((

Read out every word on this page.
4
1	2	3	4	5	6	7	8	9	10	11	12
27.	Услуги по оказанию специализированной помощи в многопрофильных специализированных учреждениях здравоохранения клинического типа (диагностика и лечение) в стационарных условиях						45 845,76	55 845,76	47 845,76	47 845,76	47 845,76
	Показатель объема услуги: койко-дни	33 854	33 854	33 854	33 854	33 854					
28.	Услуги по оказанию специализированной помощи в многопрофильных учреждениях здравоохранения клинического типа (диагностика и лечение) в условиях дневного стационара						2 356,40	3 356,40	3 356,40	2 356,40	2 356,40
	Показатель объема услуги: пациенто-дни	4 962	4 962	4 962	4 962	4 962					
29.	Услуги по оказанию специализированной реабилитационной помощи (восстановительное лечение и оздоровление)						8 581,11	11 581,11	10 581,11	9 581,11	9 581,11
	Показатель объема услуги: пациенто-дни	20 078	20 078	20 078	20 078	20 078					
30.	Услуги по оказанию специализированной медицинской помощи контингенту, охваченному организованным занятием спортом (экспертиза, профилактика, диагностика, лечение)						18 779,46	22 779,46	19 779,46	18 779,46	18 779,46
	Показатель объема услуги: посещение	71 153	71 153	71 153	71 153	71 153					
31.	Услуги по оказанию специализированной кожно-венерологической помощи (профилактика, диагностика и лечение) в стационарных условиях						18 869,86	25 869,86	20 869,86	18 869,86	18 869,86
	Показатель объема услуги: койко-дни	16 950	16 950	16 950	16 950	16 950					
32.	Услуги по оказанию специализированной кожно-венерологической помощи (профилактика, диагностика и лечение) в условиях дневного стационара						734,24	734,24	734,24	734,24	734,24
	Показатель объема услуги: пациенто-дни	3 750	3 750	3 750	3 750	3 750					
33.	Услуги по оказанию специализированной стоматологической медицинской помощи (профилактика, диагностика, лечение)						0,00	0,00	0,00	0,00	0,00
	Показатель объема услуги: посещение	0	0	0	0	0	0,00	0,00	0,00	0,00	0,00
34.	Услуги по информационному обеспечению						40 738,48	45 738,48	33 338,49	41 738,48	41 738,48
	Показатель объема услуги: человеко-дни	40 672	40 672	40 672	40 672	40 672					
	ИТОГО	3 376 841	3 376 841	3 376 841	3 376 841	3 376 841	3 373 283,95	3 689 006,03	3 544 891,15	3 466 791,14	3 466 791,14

))

Your objective: Reproduce all the records precisely.

Finished exercise:
Read out every word on this page.
4
1	2	3	4	5	6	7	8	9	10	11	12
27.	Услуги по оказанию специализированной помощи в многопрофильных специализированных учреждениях здравоохранения клинического типа (диагностика и лечение) в стационарных условиях						45 845,76	55 845,76	47 845,76	47 845,76	47 845,76
	Показатель объема услуги: койко-дни	33 854	33 854	33 854	33 854	33 854					
28.	Услуги по оказанию специализированной помощи в многопрофильных учреждениях здравоохранения клинического типа (диагностика и лечение) в условиях дневного стационара						2 356,40	3 356,40	3 356,40	2 356,40	2 356,40
	Показатель объема услуги: пациенто-дни	4 962	4 962	4 962	4 962	4 962					
29.	Услуги по оказанию специализированной реабилитационной помощи (восстановительное лечение и оздоровление)						8 581,11	11 581,11	10 581,11	9 581,11	9 581,11
	Показатель объема услуги: пациенто-дни	20 078	20 078	20 078	20 078	20 078					
30.	Услуги по оказанию специализированной медицинской помощи контингенту, охваченному организованным занятием спортом (экспертиза, профилактика, диагностика, лечение)						18 779,46	22 779,46	19 779,46	18 779,46	18 779,46
	Показатель объема услуги: посещение	71 153	71 153	71 153	71 153	71 153					
31.	Услуги по оказанию специализированной кожно-венерологической помощи (профилактика, диагностика и лечение) в стационарных условиях						18 869,86	25 869,86	20 869,86	18 869,86	18 869,86
	Показатель объема услуги: койко-дни	16 950	16 950	16 950	16 950	16 950					
32.	Услуги по оказанию специализированной кожно-венерологической помощи (профилактика, диагностика и лечение) в условиях дневного стационара						734,24	734,24	734,24	734,24	734,24
	Показатель объема услуги: пациенто-дни	3 750	3 750	3 750	3 750	3 750					
33.	Услуги по оказанию специализированной стоматологической медицинской помощи (профилактика, диагностика, лечение)						0,00	0,00	0,00	0,00	0,00
	Показатель объема услуги: посещение	0	0	0	0	0	0,00	0,00	0,00	0,00	0,00
34.	Услуги по информационному обеспечению						40 738,48	45 738,48	33 338,49	41 738,48	41 738,48
	Показатель объема услуги: человеко-дни	40 672	40 672	40 672	40 672	40 672					
	ИТОГО	3 376 841	3 376 841	3 376 841	3 376 841	3 376 841	3 373 283,95	3 689 006,03	3 544 891,15	3 466 791,14	3 466 791,14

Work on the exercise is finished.